> **WHAT IS REQUIRED**: Extract from the listing each line in which the word "structured" appears.

** start GIVEN ENTRIES **

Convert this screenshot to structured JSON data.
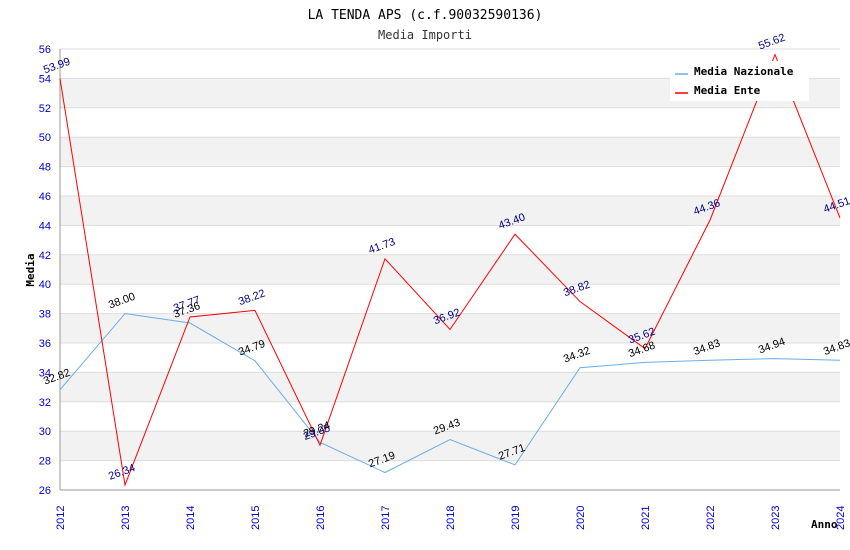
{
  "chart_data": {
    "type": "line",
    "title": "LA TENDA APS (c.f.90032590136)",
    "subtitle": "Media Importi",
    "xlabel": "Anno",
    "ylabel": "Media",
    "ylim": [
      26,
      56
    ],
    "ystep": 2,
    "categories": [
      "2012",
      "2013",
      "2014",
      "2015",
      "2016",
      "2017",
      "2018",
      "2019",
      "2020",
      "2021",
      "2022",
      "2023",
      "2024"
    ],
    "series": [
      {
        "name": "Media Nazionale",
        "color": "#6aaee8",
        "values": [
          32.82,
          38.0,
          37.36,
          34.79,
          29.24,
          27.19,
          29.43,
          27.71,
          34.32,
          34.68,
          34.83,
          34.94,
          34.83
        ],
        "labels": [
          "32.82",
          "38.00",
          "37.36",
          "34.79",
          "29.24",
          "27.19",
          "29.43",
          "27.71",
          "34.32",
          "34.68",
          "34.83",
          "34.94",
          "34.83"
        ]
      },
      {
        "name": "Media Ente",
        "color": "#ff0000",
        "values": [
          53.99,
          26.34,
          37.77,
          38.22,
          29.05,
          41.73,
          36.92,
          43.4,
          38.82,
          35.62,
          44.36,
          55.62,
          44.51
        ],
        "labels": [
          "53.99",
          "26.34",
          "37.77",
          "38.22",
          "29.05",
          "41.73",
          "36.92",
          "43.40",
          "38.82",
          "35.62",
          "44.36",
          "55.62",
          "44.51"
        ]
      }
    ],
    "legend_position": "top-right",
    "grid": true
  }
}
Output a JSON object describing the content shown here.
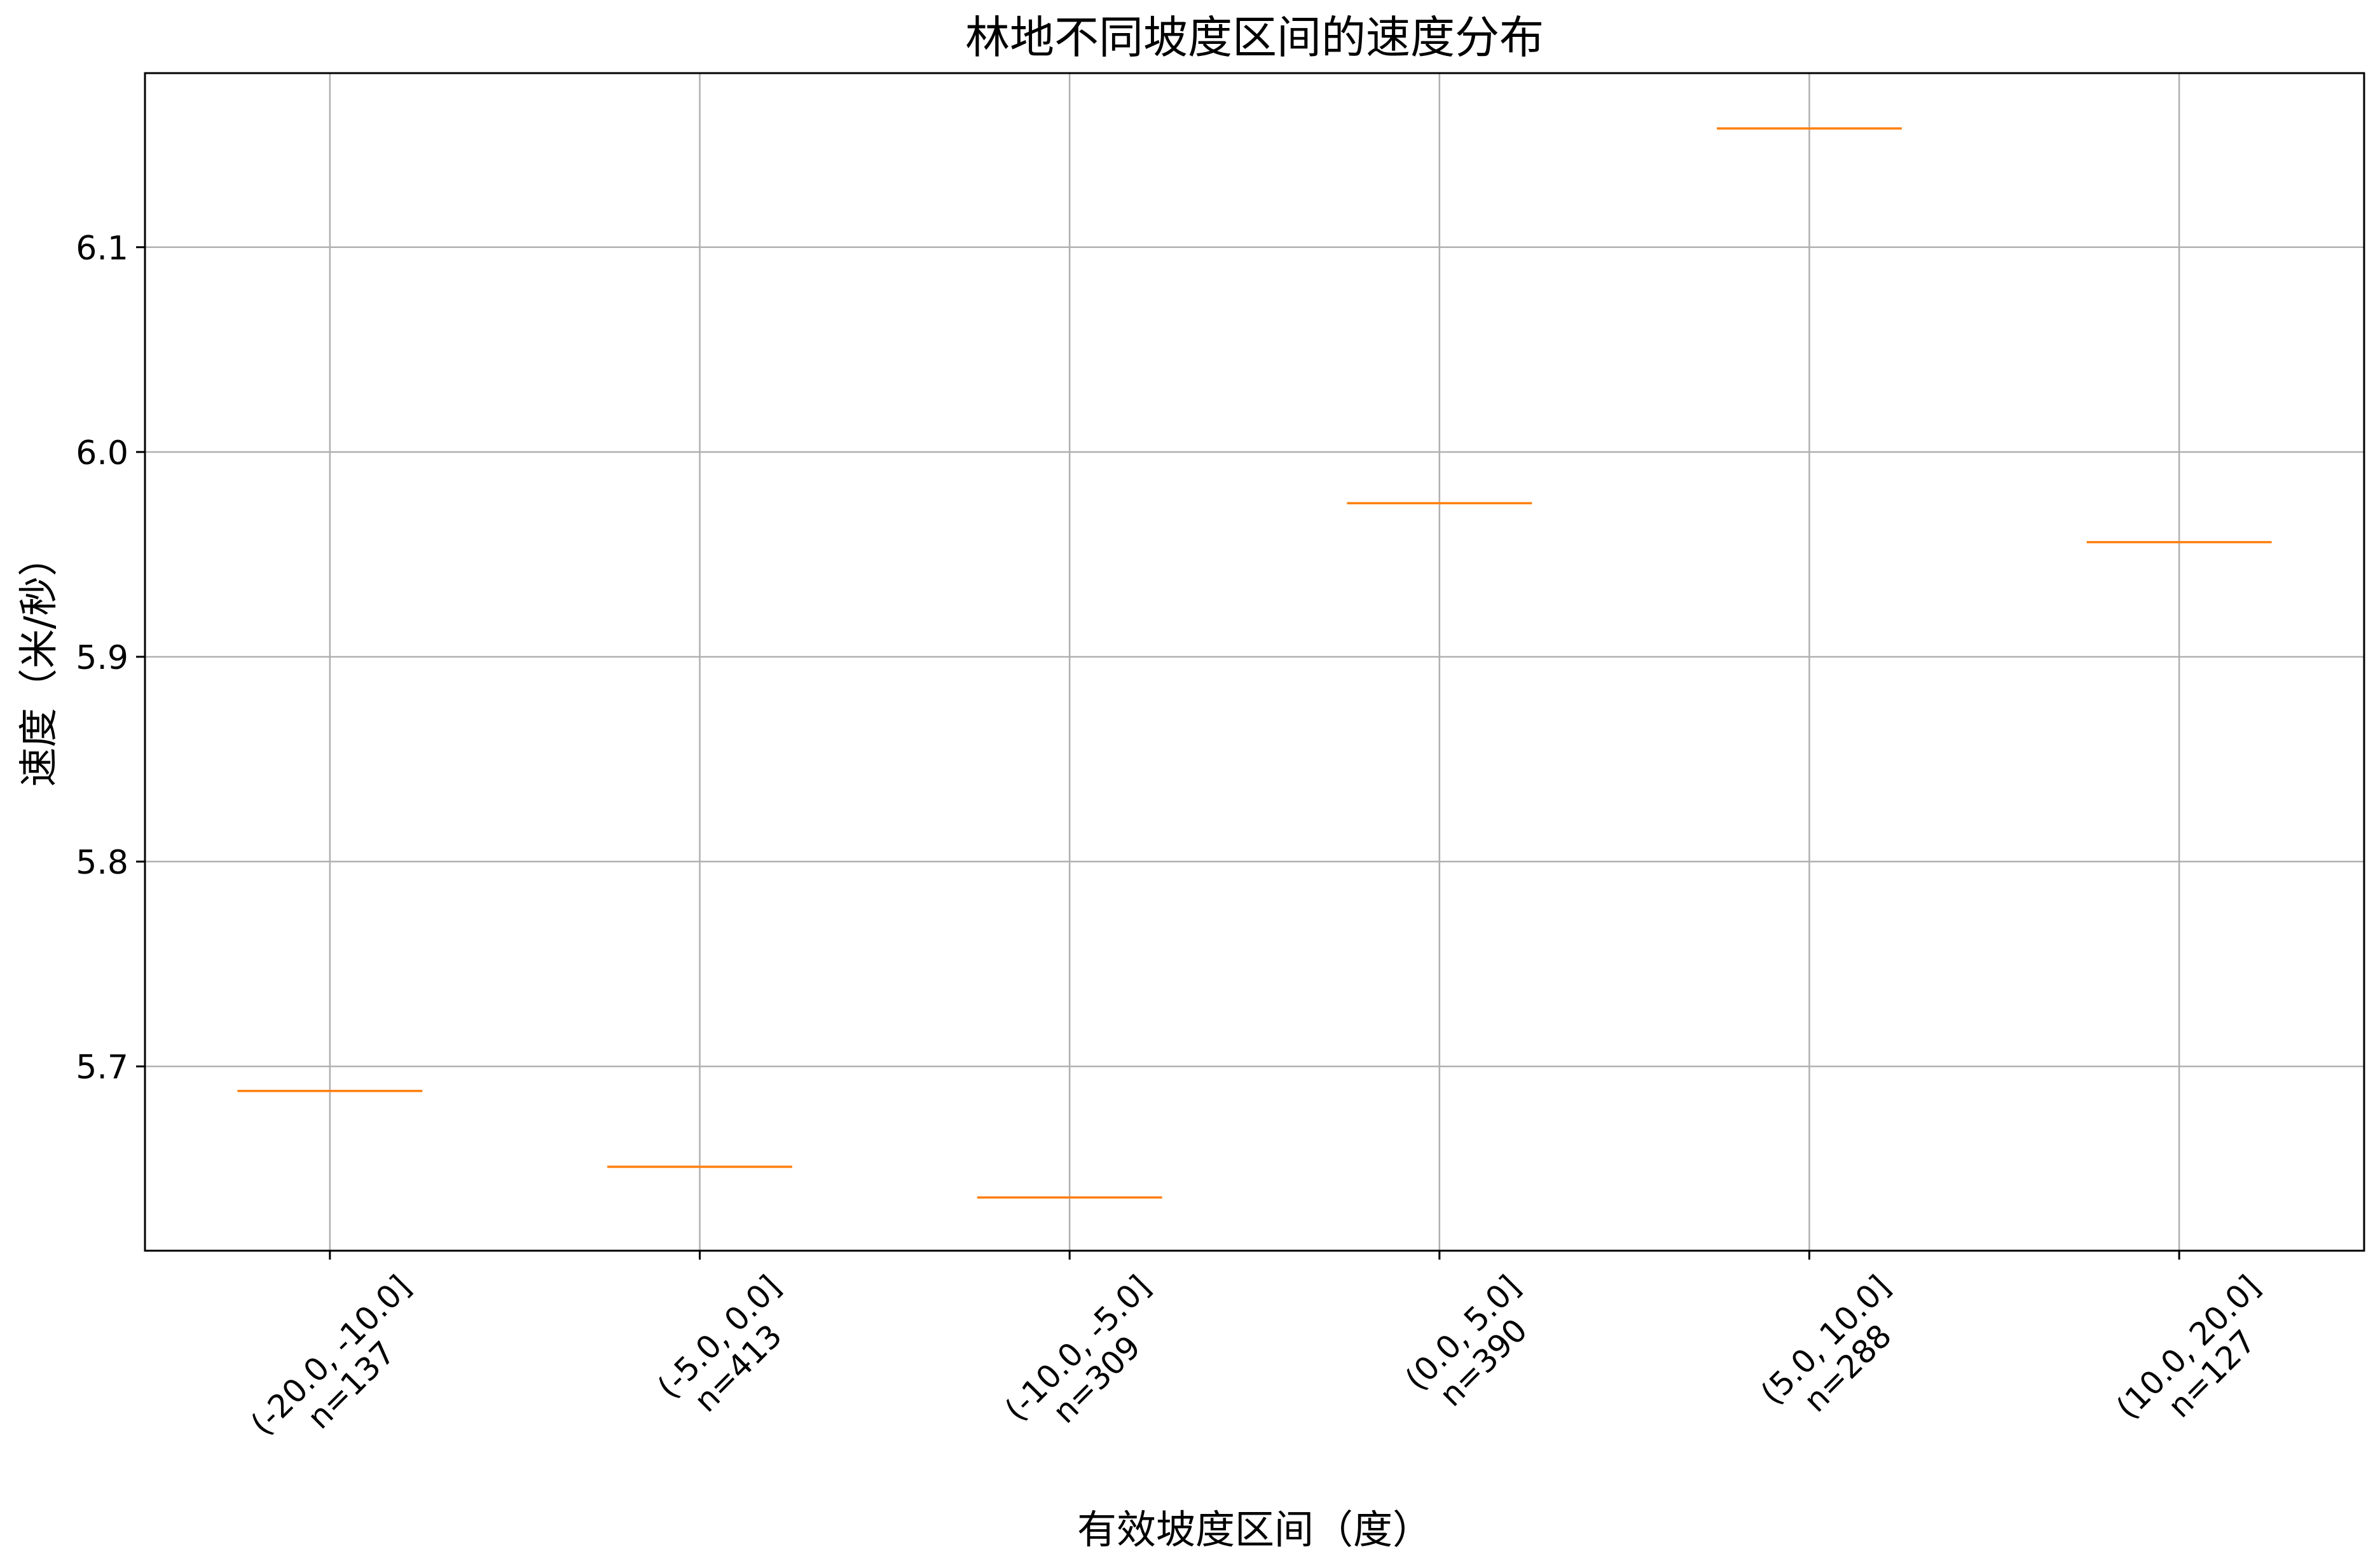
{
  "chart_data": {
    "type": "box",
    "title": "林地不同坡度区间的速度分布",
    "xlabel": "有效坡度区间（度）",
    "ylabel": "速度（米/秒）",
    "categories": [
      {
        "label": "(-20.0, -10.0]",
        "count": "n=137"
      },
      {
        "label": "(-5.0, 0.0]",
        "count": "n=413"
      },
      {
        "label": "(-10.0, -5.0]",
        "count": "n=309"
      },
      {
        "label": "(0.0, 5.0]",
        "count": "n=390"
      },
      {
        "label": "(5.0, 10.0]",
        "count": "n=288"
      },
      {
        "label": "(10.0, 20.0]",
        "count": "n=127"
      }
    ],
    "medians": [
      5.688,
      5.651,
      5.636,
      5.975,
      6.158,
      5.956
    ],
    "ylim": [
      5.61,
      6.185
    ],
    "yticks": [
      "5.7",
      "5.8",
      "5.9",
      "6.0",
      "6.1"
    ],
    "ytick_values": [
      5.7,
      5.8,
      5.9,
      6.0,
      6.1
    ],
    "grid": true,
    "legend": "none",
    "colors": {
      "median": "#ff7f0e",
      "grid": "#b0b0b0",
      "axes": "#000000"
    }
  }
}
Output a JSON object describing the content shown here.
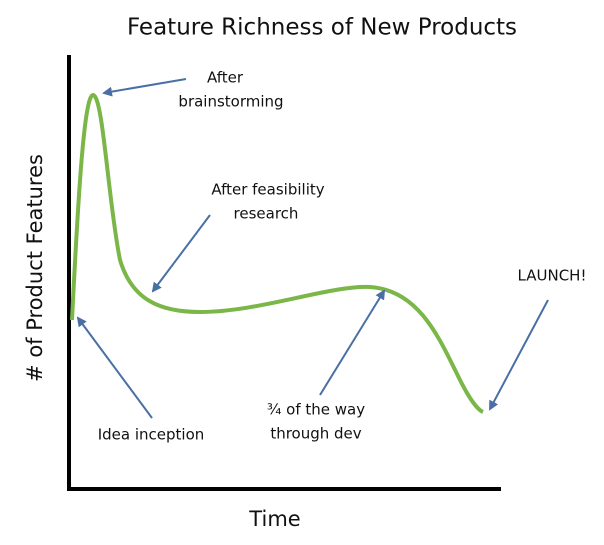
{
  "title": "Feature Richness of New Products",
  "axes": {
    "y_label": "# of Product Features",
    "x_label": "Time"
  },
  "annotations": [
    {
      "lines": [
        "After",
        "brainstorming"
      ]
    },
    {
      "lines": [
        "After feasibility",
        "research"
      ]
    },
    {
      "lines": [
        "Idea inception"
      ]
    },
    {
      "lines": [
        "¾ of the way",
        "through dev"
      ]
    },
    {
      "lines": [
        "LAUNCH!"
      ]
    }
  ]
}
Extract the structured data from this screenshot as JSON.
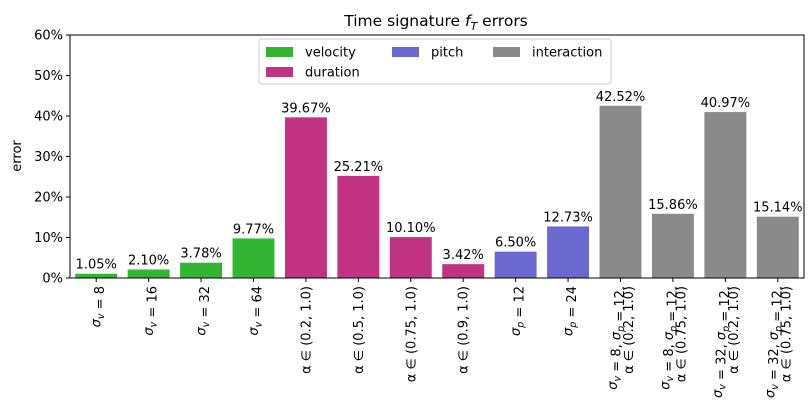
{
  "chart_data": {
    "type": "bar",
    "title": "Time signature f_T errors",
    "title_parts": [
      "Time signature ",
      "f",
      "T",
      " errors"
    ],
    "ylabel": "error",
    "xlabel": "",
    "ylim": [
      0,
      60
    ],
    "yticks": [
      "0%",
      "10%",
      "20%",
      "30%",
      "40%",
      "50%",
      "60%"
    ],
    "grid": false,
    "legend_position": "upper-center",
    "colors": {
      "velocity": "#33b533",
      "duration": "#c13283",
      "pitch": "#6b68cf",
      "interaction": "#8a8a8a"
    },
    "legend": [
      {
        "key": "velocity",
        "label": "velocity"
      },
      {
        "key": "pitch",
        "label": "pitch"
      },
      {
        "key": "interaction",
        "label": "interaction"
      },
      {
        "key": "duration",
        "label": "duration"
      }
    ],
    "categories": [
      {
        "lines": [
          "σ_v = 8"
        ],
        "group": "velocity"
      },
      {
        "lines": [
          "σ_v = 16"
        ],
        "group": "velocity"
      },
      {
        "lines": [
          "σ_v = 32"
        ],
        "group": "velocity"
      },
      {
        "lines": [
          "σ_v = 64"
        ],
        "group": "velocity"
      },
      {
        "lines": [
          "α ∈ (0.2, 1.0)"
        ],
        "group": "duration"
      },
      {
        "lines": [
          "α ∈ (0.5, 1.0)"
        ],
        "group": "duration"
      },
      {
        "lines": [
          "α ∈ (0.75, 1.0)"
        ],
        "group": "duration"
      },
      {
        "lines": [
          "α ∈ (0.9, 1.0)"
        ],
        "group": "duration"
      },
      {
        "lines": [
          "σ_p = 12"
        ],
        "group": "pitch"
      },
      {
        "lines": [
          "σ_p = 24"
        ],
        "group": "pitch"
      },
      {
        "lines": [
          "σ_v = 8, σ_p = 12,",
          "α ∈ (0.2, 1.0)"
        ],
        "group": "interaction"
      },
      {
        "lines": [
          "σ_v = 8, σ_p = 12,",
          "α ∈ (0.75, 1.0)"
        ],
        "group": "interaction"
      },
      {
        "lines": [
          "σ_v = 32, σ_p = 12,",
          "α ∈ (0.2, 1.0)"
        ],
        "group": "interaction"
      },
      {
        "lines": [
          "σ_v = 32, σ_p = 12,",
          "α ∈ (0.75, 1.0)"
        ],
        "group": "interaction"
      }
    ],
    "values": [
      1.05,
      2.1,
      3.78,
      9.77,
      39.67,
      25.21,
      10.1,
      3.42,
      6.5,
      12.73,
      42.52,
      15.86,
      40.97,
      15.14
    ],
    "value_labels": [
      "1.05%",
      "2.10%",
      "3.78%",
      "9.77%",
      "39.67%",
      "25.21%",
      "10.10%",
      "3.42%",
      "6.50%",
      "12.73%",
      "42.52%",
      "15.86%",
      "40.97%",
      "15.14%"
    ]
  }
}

** end GIVEN ENTRIES **

> **CORRECT RESULT**:
Convert this screenshot to structured JSON data.
Extract the structured data from this screenshot as JSON.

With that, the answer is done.